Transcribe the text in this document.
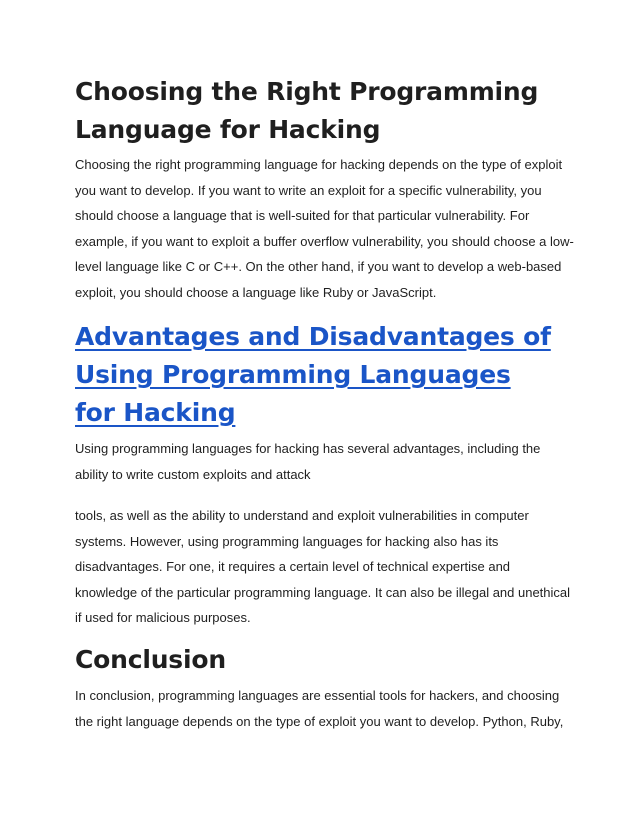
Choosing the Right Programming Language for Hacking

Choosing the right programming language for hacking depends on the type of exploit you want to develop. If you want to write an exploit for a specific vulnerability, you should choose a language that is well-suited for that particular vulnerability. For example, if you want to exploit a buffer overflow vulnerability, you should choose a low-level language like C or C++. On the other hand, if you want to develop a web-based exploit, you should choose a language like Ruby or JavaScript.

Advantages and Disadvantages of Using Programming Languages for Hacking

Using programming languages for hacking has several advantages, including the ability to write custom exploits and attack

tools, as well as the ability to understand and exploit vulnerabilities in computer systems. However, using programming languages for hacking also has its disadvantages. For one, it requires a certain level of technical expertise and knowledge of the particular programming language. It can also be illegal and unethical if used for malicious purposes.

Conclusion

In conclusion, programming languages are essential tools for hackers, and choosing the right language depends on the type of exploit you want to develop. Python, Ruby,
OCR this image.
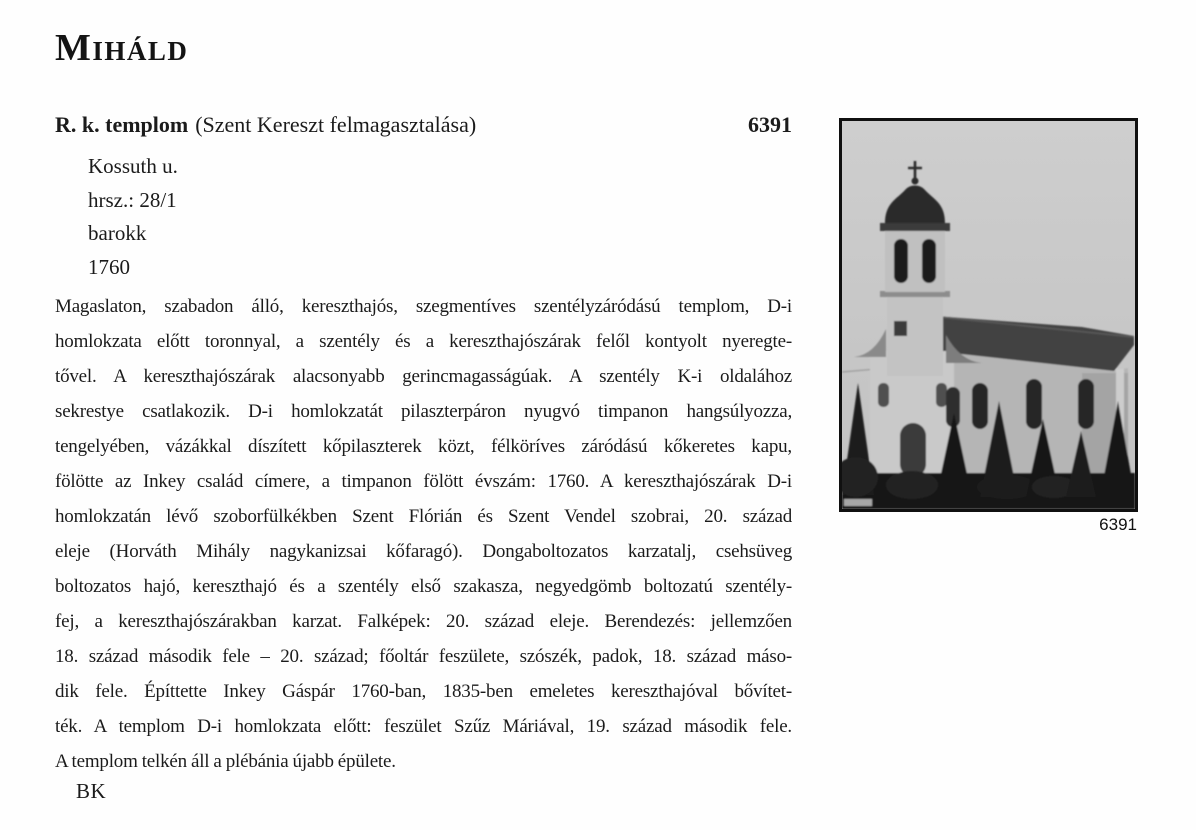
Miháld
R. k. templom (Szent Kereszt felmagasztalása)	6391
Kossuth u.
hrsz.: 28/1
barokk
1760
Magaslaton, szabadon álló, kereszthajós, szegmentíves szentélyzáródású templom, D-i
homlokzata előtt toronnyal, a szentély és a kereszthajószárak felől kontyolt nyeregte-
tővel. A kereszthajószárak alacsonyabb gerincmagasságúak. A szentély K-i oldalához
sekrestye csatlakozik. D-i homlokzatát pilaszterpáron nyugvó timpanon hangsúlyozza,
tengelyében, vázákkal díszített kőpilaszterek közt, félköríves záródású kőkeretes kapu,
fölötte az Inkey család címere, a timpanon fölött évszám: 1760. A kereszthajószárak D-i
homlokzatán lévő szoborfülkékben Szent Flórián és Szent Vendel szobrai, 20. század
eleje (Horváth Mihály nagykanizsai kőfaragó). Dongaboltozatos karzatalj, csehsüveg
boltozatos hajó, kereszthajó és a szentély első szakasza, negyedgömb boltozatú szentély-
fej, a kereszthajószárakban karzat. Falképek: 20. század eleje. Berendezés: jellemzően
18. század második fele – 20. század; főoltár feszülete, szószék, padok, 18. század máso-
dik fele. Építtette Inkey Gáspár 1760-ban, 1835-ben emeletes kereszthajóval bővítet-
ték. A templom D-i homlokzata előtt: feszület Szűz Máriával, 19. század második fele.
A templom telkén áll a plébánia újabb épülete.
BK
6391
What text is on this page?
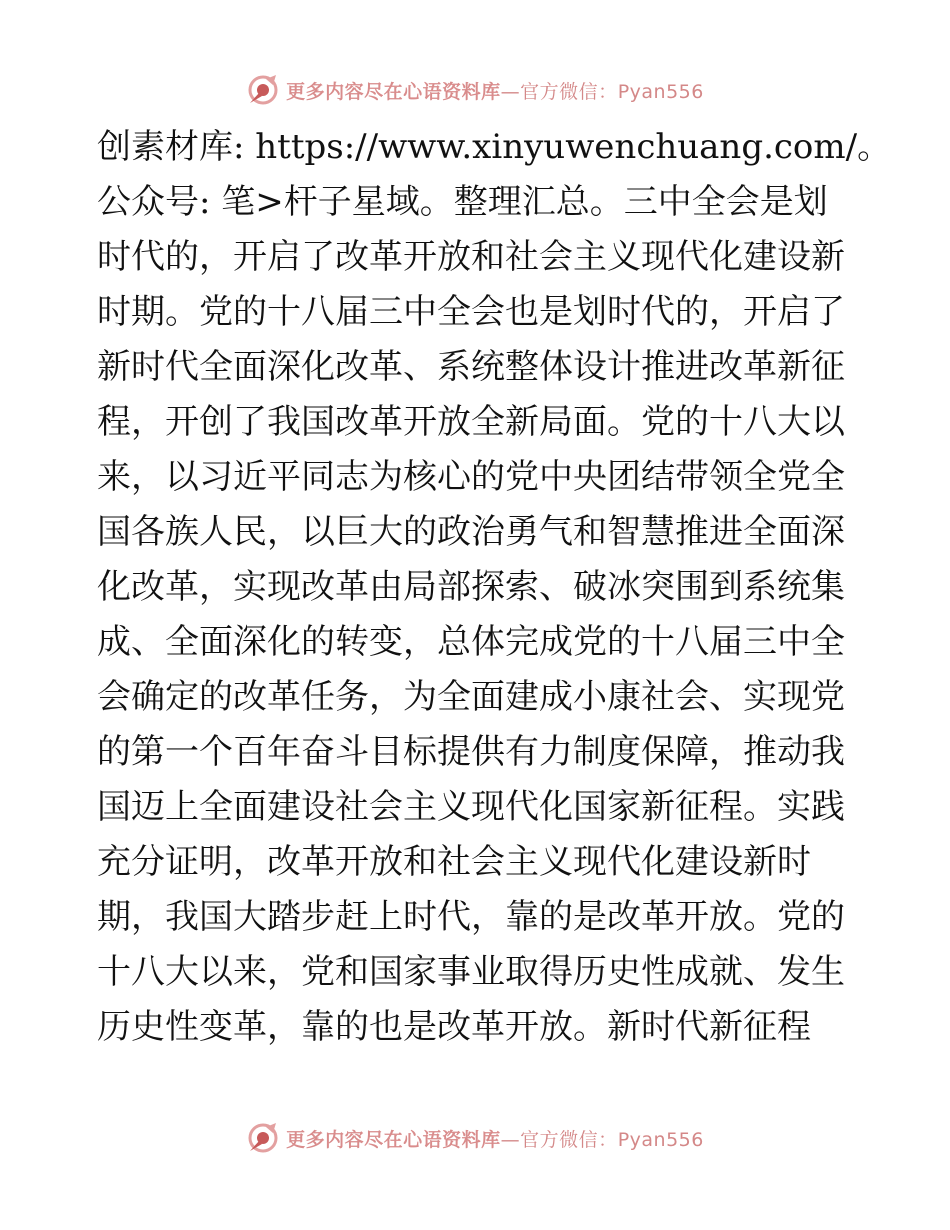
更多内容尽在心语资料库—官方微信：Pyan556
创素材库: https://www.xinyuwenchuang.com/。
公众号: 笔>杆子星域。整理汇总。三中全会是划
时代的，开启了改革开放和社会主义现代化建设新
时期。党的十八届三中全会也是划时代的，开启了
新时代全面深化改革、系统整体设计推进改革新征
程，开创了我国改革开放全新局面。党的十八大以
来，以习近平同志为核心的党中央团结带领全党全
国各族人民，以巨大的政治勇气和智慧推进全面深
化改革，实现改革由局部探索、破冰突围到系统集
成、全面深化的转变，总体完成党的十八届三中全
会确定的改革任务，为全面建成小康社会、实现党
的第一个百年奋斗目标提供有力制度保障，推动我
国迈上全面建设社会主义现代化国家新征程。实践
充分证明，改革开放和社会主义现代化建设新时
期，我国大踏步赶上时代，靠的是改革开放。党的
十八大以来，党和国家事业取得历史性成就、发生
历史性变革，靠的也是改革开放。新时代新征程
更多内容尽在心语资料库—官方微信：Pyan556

...

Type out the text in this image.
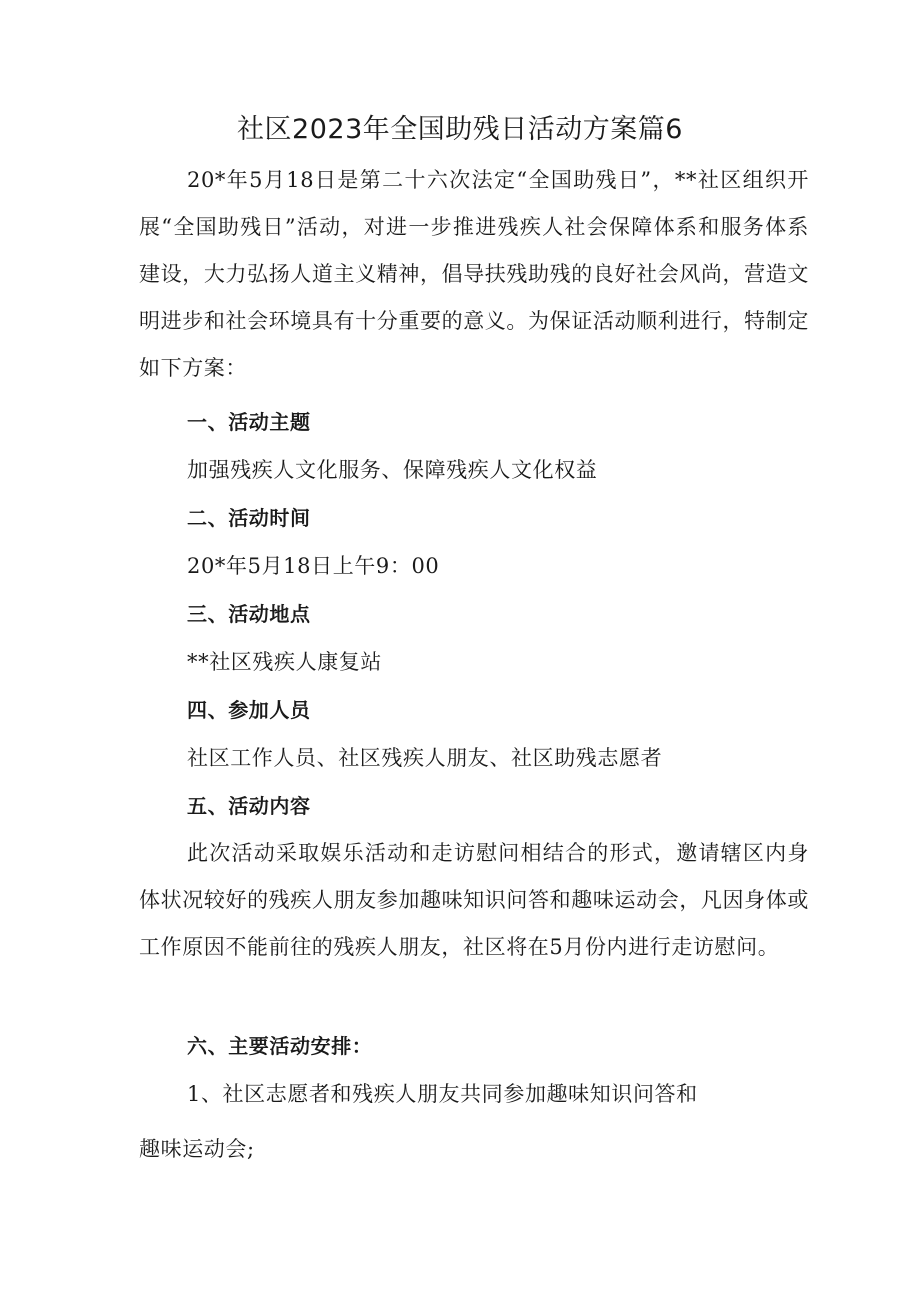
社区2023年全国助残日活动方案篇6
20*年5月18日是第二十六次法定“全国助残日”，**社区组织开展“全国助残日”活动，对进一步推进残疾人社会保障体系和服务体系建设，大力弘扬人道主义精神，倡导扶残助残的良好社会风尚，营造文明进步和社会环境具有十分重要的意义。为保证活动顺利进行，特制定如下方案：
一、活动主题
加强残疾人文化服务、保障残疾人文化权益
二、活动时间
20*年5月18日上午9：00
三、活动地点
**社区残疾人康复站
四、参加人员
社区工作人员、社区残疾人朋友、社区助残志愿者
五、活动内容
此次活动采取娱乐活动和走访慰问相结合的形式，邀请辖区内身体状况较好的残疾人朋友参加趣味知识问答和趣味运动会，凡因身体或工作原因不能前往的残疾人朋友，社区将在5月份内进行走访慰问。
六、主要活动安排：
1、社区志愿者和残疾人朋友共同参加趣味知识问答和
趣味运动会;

---

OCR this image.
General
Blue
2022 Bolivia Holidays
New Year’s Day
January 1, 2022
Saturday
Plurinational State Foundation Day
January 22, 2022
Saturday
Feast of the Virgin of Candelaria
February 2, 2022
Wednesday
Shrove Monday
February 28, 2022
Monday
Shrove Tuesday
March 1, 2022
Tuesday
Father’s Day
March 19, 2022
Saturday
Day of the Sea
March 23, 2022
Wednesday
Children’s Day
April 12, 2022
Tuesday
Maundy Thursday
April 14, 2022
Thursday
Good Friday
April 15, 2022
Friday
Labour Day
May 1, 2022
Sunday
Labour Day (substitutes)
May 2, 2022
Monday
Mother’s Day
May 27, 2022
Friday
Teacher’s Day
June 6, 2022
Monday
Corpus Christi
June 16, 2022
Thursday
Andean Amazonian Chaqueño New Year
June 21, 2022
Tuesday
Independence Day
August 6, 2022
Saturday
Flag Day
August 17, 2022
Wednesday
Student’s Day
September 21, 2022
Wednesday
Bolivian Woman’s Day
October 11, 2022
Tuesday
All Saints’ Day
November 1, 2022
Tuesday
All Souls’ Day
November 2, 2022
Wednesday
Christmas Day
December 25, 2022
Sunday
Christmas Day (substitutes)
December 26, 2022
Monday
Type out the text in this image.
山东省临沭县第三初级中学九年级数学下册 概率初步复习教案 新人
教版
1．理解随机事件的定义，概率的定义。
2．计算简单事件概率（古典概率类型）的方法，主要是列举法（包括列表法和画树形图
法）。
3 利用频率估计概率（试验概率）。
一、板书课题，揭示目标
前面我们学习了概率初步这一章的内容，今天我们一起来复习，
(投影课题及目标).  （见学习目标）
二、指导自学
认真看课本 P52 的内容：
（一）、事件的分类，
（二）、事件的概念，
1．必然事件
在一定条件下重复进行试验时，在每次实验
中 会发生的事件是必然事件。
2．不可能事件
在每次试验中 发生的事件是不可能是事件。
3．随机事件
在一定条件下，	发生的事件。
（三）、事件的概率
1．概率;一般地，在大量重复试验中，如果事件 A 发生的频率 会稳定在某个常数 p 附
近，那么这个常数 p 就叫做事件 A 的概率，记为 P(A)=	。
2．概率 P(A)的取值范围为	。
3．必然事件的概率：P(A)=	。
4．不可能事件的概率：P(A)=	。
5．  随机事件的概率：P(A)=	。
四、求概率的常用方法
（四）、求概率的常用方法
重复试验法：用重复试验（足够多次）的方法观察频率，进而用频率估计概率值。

## PROMPT:
Of all the lines in the data above, state how many include "Christmas". Say only the number.

## REPLY:
2